- Written exercise
Output every line below exactly.

-- BEGIN --

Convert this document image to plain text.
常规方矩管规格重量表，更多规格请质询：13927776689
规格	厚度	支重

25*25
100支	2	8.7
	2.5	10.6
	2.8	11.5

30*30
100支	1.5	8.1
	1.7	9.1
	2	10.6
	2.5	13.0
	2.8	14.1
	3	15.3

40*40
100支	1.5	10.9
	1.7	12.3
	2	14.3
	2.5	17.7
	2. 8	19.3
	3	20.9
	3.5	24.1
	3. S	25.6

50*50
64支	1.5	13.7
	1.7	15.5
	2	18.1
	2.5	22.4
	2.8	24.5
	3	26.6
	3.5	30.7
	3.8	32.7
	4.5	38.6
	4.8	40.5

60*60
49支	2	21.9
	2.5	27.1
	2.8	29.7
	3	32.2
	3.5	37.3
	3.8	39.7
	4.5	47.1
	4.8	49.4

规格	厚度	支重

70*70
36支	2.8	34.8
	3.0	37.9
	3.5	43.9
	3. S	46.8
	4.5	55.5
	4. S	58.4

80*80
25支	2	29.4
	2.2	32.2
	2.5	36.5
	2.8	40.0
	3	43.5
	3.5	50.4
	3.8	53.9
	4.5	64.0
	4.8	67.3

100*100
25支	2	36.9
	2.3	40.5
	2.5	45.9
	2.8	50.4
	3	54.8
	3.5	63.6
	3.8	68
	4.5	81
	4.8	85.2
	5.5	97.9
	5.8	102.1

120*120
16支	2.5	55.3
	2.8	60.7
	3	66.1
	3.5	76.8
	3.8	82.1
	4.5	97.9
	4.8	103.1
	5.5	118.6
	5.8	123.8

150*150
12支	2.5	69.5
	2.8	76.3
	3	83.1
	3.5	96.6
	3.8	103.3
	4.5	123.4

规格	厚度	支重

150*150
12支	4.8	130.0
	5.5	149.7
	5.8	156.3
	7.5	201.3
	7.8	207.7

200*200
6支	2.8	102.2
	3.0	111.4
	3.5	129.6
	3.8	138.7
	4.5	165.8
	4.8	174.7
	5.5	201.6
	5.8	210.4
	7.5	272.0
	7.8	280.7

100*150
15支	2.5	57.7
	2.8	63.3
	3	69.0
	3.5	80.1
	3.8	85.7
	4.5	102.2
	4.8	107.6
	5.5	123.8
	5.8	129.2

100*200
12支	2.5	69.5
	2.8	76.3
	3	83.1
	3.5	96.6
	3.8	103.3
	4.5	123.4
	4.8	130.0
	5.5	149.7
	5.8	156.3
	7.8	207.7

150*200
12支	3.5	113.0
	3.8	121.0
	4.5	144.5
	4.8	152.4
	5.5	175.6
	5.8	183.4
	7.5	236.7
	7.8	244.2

-- END --

- Exercise output
Convert this document image to plain text.
常规方矩管规格重量表，更多规格请质询：13927776689
规格	厚度	支重

25*25
100支	2	8.7
	2.5	10.6
	2.8	11.5

30*30
100支	1.5	8.1
	1.7	9.1
	2	10.6
	2.5	13.0
	2.8	14.1
	3	15.3

40*40
100支	1.5	10.9
	1.7	12.3
	2	14.3
	2.5	17.7
	2. 8	19.3
	3	20.9
	3.5	24.1
	3. S	25.6

50*50
64支	1.5	13.7
	1.7	15.5
	2	18.1
	2.5	22.4
	2.8	24.5
	3	26.6
	3.5	30.7
	3.8	32.7
	4.5	38.6
	4.8	40.5

60*60
49支	2	21.9
	2.5	27.1
	2.8	29.7
	3	32.2
	3.5	37.3
	3.8	39.7
	4.5	47.1
	4.8	49.4

规格	厚度	支重

70*70
36支	2.8	34.8
	3.0	37.9
	3.5	43.9
	3. S	46.8
	4.5	55.5
	4. S	58.4

80*80
25支	2	29.4
	2.2	32.2
	2.5	36.5
	2.8	40.0
	3	43.5
	3.5	50.4
	3.8	53.9
	4.5	64.0
	4.8	67.3

100*100
25支	2	36.9
	2.3	40.5
	2.5	45.9
	2.8	50.4
	3	54.8
	3.5	63.6
	3.8	68
	4.5	81
	4.8	85.2
	5.5	97.9
	5.8	102.1

120*120
16支	2.5	55.3
	2.8	60.7
	3	66.1
	3.5	76.8
	3.8	82.1
	4.5	97.9
	4.8	103.1
	5.5	118.6
	5.8	123.8

150*150
12支	2.5	69.5
	2.8	76.3
	3	83.1
	3.5	96.6
	3.8	103.3
	4.5	123.4

规格	厚度	支重

150*150
12支	4.8	130.0
	5.5	149.7
	5.8	156.3
	7.5	201.3
	7.8	207.7

200*200
6支	2.8	102.2
	3.0	111.4
	3.5	129.6
	3.8	138.7
	4.5	165.8
	4.8	174.7
	5.5	201.6
	5.8	210.4
	7.5	272.0
	7.8	280.7

100*150
15支	2.5	57.7
	2.8	63.3
	3	69.0
	3.5	80.1
	3.8	85.7
	4.5	102.2
	4.8	107.6
	5.5	123.8
	5.8	129.2

100*200
12支	2.5	69.5
	2.8	76.3
	3	83.1
	3.5	96.6
	3.8	103.3
	4.5	123.4
	4.8	130.0
	5.5	149.7
	5.8	156.3
	7.8	207.7

150*200
12支	3.5	113.0
	3.8	121.0
	4.5	144.5
	4.8	152.4
	5.5	175.6
	5.8	183.4
	7.5	236.7
	7.8	244.2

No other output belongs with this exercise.